— Start of DATA LISTING —

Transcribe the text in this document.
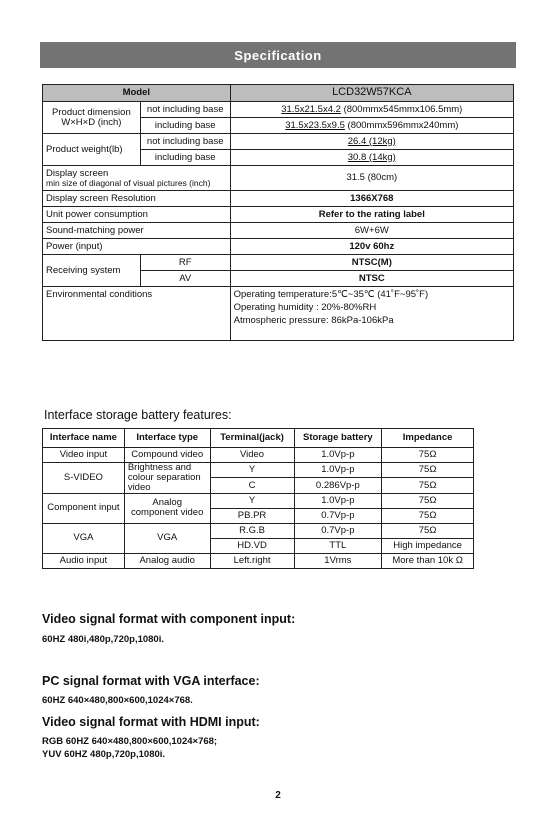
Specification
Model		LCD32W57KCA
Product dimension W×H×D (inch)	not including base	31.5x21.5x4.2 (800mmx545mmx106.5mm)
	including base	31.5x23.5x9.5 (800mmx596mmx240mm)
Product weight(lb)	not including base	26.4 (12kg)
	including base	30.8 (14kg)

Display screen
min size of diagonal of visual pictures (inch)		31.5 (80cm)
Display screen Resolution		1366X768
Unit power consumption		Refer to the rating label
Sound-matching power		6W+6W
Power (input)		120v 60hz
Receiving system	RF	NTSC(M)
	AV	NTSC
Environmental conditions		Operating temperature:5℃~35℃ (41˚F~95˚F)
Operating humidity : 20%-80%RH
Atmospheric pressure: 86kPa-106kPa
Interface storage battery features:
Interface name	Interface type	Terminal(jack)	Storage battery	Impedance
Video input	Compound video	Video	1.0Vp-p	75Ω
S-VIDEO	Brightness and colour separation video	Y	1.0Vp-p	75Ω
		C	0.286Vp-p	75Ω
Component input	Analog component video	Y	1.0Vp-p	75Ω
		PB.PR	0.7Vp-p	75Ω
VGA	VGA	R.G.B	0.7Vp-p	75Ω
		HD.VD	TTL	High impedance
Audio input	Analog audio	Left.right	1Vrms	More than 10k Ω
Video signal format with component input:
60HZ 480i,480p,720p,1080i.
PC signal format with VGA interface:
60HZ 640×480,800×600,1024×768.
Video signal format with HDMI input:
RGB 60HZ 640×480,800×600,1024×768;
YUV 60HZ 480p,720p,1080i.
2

— End of DATA LISTING —
— Start of DATA LISTING —

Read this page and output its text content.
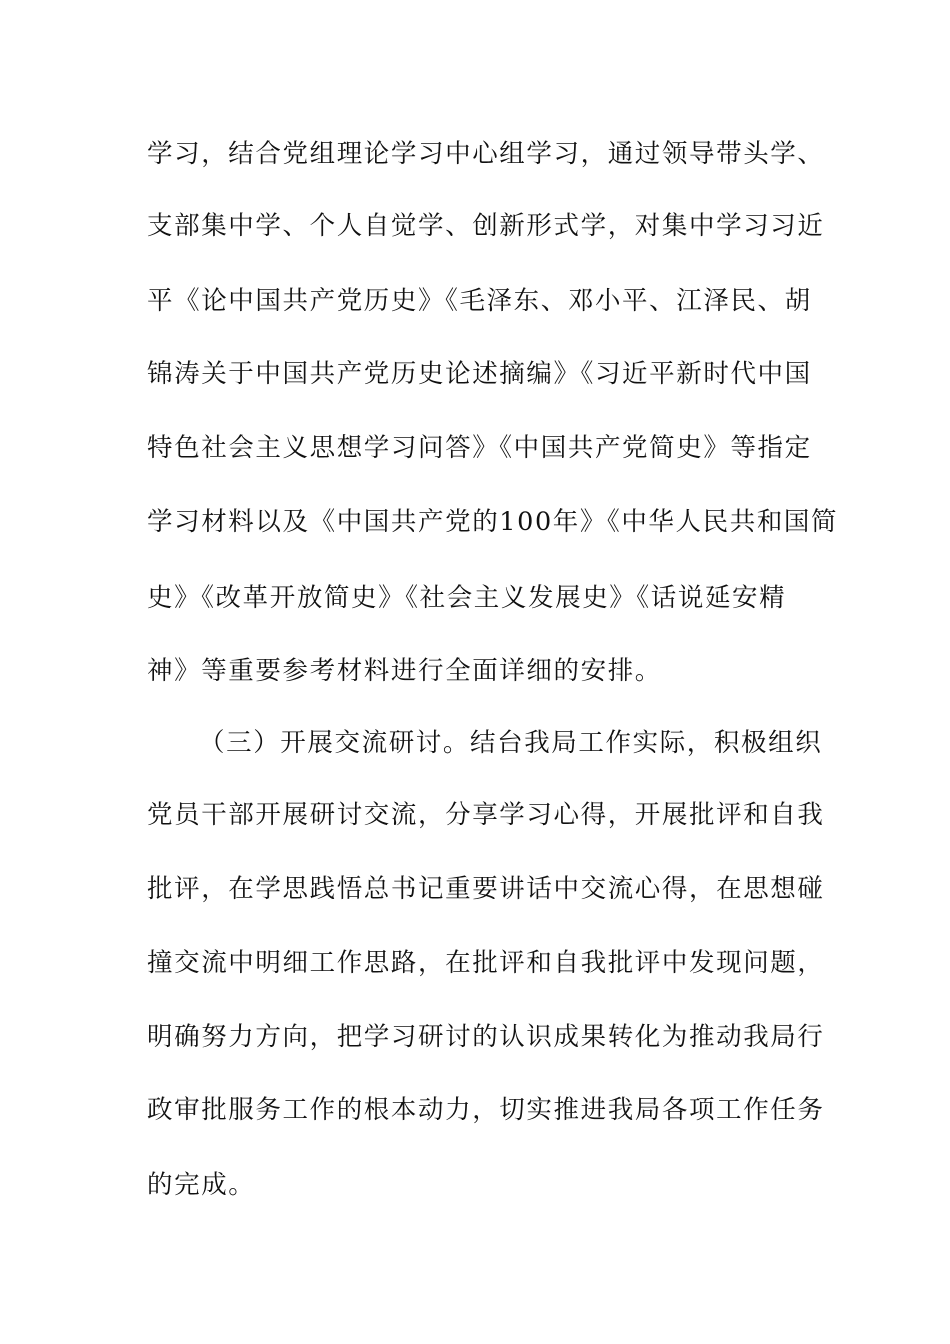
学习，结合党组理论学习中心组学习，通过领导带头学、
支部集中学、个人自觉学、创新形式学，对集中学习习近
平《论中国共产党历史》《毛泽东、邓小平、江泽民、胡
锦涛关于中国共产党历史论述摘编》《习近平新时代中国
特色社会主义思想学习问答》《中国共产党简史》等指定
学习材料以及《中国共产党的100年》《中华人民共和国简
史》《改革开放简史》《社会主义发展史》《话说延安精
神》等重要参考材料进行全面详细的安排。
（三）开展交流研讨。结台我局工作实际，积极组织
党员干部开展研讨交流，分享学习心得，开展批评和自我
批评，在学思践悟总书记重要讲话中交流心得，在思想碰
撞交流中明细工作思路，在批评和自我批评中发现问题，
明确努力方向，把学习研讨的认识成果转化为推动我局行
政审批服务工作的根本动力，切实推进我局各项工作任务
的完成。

— End of DATA LISTING —

OBJECTIVE: Identify each line in the records above that contains the word "battery", and copy it out in full.

WORKED ANSWER:
Interface storage battery features:
Interface name	Interface type	Terminal(jack)	Storage battery	Impedance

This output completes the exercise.